Data records:
>> begin

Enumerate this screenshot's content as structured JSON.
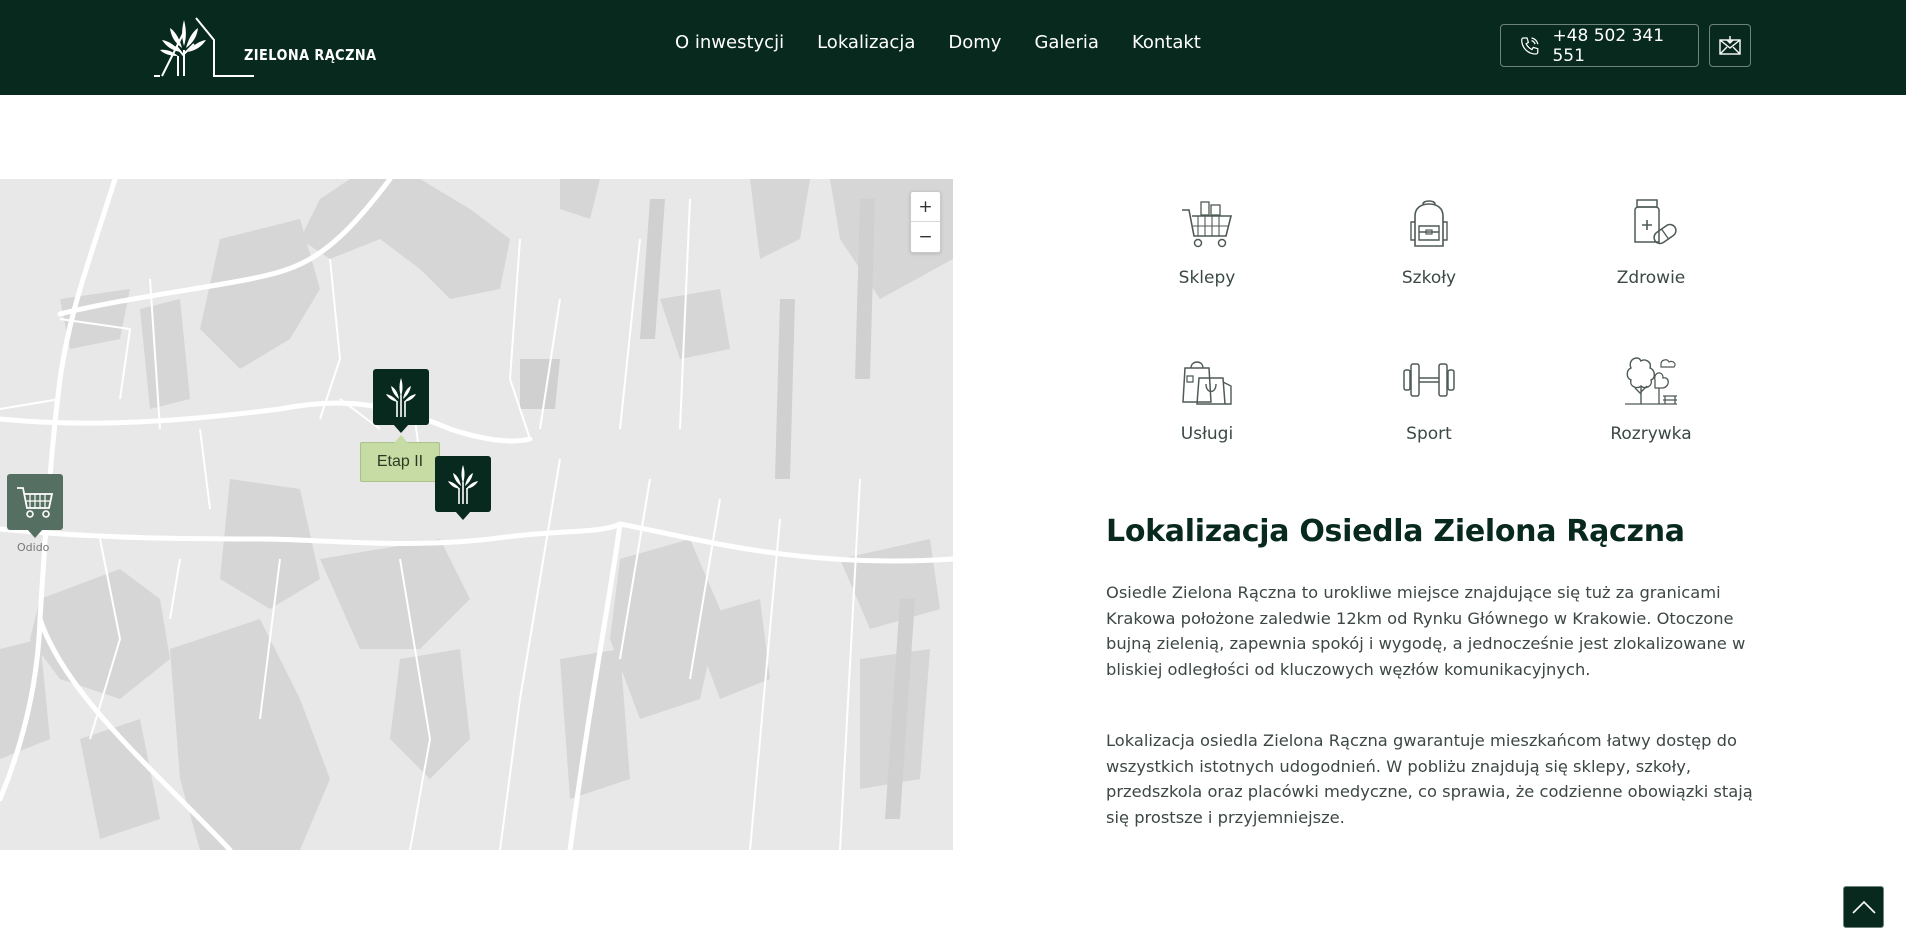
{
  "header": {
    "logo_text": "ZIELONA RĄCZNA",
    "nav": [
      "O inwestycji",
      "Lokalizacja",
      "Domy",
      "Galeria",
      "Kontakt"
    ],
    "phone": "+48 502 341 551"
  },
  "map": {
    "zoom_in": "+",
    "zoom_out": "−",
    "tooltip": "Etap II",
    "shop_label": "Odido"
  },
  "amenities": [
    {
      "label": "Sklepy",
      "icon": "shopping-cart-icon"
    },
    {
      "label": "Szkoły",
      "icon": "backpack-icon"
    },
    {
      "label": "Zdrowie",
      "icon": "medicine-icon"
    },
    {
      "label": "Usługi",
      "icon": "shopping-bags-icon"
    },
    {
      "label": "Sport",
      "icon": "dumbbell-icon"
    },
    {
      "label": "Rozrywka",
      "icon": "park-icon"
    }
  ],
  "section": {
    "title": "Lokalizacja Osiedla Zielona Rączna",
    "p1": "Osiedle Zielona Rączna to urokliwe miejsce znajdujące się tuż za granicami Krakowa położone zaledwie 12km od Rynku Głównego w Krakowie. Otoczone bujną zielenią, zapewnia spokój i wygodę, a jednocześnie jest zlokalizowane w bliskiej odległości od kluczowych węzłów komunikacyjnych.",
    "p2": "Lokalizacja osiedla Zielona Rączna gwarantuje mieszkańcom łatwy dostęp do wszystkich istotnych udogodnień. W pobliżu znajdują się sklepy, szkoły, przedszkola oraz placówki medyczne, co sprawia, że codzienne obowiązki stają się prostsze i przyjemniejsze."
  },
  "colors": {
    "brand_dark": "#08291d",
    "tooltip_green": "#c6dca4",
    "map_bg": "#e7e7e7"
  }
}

>> end

WORK REQUIRED →
Across all the entries, count the lines that contain the word "Lokalizacja" and give the number by itself.

TASK OUTPUT →
3